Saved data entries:
⁂
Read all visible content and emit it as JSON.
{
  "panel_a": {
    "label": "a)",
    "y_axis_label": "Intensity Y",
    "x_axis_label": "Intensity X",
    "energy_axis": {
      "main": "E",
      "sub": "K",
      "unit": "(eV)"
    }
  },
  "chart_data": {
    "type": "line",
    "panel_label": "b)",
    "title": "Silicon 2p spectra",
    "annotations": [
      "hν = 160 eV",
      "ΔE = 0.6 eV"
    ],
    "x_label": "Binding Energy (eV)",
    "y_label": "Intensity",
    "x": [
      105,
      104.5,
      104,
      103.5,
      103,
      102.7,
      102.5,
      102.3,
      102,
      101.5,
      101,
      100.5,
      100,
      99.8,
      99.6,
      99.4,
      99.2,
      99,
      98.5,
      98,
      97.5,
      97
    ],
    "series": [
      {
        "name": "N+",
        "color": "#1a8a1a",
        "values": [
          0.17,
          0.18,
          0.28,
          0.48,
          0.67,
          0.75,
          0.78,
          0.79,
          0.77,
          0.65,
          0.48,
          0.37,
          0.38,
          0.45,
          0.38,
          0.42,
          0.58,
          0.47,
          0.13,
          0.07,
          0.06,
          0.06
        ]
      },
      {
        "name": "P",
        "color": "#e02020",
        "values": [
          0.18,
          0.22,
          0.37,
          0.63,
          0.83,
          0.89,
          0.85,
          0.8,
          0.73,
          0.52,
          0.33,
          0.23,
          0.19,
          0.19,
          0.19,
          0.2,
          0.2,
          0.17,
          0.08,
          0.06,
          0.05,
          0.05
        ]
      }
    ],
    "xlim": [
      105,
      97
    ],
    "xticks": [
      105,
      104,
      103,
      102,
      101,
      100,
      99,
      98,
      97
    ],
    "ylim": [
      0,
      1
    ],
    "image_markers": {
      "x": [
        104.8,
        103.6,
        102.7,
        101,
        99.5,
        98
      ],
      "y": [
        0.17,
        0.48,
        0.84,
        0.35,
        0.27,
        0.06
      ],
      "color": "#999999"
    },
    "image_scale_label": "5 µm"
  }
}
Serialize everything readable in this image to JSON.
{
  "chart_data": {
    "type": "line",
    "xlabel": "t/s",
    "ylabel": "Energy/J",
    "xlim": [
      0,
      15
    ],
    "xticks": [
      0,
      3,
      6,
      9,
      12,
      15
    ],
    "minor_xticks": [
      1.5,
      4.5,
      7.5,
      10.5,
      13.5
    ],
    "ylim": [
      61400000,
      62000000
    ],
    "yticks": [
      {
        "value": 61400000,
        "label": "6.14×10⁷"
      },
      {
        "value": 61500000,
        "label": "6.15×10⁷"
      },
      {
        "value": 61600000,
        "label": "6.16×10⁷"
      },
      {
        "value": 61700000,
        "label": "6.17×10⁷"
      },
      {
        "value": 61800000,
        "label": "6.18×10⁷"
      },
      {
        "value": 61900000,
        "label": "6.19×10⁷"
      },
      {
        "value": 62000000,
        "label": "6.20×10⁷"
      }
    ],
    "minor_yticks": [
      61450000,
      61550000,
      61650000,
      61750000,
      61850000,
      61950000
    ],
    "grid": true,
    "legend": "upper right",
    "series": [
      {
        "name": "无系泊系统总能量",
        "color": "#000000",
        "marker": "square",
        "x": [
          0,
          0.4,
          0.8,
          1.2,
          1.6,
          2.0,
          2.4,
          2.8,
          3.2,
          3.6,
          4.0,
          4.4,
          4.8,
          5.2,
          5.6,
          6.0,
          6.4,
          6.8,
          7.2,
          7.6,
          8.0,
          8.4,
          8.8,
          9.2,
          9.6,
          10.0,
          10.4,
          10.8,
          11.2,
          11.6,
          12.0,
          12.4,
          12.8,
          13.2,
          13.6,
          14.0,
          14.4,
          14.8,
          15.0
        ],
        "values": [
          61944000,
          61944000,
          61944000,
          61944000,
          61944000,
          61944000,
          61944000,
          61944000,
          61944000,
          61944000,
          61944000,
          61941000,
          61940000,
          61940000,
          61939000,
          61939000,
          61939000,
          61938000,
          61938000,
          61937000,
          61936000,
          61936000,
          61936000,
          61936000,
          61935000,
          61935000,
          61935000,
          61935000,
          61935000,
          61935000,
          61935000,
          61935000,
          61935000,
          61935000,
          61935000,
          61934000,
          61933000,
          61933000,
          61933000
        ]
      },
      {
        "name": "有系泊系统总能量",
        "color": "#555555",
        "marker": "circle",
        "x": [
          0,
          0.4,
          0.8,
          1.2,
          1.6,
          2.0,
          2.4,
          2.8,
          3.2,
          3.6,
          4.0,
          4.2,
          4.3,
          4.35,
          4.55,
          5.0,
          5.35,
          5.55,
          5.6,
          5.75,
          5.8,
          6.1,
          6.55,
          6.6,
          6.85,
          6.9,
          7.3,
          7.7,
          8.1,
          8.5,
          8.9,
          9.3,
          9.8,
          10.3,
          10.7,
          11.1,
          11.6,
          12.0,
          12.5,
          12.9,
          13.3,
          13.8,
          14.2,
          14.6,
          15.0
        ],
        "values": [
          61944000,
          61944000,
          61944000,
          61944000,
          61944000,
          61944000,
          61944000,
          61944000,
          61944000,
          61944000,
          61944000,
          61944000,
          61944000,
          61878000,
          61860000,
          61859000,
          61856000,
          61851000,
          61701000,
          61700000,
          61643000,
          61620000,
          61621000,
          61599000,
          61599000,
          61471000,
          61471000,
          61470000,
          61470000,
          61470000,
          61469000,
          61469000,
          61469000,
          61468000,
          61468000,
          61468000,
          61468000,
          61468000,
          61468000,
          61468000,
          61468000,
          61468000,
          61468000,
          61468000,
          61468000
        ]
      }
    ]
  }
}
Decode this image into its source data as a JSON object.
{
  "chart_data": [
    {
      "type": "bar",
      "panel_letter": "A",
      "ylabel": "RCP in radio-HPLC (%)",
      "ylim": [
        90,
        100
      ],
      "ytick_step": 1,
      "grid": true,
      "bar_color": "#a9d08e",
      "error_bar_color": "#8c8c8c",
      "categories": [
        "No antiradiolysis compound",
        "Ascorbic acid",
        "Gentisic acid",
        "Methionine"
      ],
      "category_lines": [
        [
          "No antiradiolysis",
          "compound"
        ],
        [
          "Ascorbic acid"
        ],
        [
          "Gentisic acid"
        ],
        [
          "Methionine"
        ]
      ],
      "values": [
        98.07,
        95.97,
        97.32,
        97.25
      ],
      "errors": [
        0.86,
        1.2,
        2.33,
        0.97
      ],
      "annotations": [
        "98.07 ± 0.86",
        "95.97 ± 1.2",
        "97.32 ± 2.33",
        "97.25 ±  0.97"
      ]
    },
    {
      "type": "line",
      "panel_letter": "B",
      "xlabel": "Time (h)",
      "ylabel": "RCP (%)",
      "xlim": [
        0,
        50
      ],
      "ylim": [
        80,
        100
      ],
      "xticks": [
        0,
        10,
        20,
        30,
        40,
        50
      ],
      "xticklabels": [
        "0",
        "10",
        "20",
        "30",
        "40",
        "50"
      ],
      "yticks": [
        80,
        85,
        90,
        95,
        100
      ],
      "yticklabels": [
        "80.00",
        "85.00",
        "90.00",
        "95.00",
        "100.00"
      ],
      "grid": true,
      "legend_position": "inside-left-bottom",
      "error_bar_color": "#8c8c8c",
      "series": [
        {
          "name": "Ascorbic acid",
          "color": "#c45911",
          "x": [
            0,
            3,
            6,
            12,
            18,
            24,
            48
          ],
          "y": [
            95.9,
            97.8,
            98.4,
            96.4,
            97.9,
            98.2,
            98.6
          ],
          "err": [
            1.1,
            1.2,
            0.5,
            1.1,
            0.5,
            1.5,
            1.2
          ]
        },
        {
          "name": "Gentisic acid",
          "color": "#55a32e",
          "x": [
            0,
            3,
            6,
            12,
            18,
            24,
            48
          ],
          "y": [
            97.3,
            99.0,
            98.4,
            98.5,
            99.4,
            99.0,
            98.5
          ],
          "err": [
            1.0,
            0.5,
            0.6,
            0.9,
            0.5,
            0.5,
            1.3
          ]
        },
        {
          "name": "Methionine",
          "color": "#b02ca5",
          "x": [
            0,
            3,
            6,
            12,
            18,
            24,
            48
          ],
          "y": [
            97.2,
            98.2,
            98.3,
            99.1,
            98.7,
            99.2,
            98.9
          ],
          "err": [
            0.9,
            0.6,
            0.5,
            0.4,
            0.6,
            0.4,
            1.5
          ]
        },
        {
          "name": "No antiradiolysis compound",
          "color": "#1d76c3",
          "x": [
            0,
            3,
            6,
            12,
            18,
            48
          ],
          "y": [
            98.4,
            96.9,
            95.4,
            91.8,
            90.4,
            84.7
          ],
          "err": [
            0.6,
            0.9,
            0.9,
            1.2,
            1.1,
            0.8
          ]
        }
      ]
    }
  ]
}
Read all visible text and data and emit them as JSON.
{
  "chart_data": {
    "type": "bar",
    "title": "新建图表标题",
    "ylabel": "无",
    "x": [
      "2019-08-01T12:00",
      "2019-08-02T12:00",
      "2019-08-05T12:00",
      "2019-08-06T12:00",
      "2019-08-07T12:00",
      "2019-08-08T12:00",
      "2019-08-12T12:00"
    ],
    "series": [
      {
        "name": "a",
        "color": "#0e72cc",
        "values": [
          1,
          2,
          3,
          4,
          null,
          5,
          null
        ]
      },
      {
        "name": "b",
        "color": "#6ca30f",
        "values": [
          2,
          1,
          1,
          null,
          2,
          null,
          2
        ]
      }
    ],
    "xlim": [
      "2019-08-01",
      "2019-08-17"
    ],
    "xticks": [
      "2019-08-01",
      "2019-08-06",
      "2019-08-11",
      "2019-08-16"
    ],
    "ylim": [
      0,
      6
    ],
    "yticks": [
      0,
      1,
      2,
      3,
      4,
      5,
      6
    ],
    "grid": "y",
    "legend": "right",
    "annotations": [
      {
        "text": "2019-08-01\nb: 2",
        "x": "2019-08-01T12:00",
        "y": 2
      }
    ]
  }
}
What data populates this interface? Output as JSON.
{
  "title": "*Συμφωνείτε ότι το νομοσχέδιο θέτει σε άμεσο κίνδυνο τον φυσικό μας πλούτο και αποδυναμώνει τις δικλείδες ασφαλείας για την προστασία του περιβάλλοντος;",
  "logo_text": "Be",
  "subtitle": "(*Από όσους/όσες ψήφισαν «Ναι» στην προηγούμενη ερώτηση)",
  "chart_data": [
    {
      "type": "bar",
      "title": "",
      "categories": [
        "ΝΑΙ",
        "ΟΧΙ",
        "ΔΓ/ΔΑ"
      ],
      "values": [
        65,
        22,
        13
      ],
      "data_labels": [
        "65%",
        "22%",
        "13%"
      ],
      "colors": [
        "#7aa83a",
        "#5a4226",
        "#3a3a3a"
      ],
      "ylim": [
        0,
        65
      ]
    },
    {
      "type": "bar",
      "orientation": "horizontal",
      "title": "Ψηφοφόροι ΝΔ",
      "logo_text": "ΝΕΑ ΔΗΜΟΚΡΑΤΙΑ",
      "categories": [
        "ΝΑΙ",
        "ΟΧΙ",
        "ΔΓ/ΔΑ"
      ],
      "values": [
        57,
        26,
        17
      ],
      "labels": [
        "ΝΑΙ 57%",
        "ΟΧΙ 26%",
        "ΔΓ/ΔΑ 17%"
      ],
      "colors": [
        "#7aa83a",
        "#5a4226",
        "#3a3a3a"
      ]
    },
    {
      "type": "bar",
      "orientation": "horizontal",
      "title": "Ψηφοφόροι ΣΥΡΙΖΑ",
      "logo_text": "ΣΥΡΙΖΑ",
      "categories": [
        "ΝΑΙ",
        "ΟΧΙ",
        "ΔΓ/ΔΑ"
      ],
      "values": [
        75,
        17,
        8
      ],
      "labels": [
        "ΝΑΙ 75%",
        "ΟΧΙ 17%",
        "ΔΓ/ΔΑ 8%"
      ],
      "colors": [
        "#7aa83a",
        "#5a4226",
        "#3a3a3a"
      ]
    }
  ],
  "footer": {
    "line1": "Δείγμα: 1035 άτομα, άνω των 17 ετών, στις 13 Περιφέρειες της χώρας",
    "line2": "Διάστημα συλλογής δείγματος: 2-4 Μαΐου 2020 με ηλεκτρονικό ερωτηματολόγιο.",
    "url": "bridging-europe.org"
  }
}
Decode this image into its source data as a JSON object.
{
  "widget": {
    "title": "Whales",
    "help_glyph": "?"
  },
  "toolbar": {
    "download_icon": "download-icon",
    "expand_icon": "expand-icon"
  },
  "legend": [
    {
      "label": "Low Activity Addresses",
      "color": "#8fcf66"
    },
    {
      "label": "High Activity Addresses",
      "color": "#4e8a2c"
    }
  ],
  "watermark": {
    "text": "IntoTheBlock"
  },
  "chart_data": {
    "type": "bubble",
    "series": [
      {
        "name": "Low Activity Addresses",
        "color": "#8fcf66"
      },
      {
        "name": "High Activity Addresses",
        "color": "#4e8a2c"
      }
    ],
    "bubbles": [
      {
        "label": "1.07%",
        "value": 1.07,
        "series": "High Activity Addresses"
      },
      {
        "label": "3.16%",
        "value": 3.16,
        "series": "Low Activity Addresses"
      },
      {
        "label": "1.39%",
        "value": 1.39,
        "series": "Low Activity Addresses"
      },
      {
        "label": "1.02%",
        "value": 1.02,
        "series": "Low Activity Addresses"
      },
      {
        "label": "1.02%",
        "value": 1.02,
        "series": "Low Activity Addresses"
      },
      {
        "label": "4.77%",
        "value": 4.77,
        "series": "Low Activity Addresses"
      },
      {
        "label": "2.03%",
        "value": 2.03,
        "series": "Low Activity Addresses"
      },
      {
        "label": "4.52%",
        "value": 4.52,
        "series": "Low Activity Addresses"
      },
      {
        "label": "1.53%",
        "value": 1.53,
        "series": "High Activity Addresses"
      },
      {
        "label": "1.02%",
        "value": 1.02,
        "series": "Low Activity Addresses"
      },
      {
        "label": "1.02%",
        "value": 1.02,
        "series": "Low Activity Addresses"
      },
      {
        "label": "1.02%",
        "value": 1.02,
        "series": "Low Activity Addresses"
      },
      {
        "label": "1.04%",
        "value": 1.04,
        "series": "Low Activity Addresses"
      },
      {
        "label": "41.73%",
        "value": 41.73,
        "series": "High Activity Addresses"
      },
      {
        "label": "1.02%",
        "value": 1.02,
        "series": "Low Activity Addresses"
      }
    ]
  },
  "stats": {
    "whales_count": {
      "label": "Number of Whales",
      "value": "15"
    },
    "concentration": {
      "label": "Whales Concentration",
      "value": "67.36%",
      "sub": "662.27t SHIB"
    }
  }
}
⁂
- _AIM_
Lines of the material that contain the word "JSON" are to be gathered.

- _RESULT_
Read all visible content and emit it as JSON.
Serialize everything readable in this image to JSON.
Decode this image into its source data as a JSON object.
Read all visible text and data and emit them as JSON.
What data populates this interface? Output as JSON.
Decode this image into its source data as a JSON object.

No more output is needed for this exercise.